# Goal of the exercise
Each line below should be quoted exactly, please.

Lines of data

* START *

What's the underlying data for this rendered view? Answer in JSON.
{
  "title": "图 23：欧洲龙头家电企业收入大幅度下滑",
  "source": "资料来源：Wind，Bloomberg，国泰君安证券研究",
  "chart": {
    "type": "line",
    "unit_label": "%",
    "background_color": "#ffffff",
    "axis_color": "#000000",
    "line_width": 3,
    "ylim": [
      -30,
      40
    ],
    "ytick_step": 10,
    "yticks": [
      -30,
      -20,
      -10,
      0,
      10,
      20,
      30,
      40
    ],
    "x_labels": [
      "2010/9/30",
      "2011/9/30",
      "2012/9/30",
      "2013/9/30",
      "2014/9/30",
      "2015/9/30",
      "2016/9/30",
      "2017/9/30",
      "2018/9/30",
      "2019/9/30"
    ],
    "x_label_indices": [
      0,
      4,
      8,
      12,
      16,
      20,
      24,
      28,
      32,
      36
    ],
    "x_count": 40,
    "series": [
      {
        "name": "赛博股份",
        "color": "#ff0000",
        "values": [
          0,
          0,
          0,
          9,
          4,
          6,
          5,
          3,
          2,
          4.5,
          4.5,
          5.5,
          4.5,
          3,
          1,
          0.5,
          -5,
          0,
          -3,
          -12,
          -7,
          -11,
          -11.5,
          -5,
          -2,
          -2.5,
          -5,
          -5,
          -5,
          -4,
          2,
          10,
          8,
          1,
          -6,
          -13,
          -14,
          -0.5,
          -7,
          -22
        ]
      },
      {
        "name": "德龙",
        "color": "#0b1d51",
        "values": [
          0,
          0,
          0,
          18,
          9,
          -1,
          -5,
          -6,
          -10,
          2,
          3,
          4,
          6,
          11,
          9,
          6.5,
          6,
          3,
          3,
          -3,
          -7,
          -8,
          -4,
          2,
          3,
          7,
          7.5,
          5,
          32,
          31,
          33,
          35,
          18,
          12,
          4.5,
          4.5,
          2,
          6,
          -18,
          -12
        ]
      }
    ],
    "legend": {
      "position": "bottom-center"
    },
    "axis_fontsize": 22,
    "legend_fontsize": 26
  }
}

* END *

# Exercise answer
What's the underlying data for this rendered view? Answer in JSON.
{
  "title": "图 23：欧洲龙头家电企业收入大幅度下滑",
  "source": "资料来源：Wind，Bloomberg，国泰君安证券研究",
  "chart": {
    "type": "line",
    "unit_label": "%",
    "background_color": "#ffffff",
    "axis_color": "#000000",
    "line_width": 3,
    "ylim": [
      -30,
      40
    ],
    "ytick_step": 10,
    "yticks": [
      -30,
      -20,
      -10,
      0,
      10,
      20,
      30,
      40
    ],
    "x_labels": [
      "2010/9/30",
      "2011/9/30",
      "2012/9/30",
      "2013/9/30",
      "2014/9/30",
      "2015/9/30",
      "2016/9/30",
      "2017/9/30",
      "2018/9/30",
      "2019/9/30"
    ],
    "x_label_indices": [
      0,
      4,
      8,
      12,
      16,
      20,
      24,
      28,
      32,
      36
    ],
    "x_count": 40,
    "series": [
      {
        "name": "赛博股份",
        "color": "#ff0000",
        "values": [
          0,
          0,
          0,
          9,
          4,
          6,
          5,
          3,
          2,
          4.5,
          4.5,
          5.5,
          4.5,
          3,
          1,
          0.5,
          -5,
          0,
          -3,
          -12,
          -7,
          -11,
          -11.5,
          -5,
          -2,
          -2.5,
          -5,
          -5,
          -5,
          -4,
          2,
          10,
          8,
          1,
          -6,
          -13,
          -14,
          -0.5,
          -7,
          -22
        ]
      },
      {
        "name": "德龙",
        "color": "#0b1d51",
        "values": [
          0,
          0,
          0,
          18,
          9,
          -1,
          -5,
          -6,
          -10,
          2,
          3,
          4,
          6,
          11,
          9,
          6.5,
          6,
          3,
          3,
          -3,
          -7,
          -8,
          -4,
          2,
          3,
          7,
          7.5,
          5,
          32,
          31,
          33,
          35,
          18,
          12,
          4.5,
          4.5,
          2,
          6,
          -18,
          -12
        ]
      }
    ],
    "legend": {
      "position": "bottom-center"
    },
    "axis_fontsize": 22,
    "legend_fontsize": 26
  }
}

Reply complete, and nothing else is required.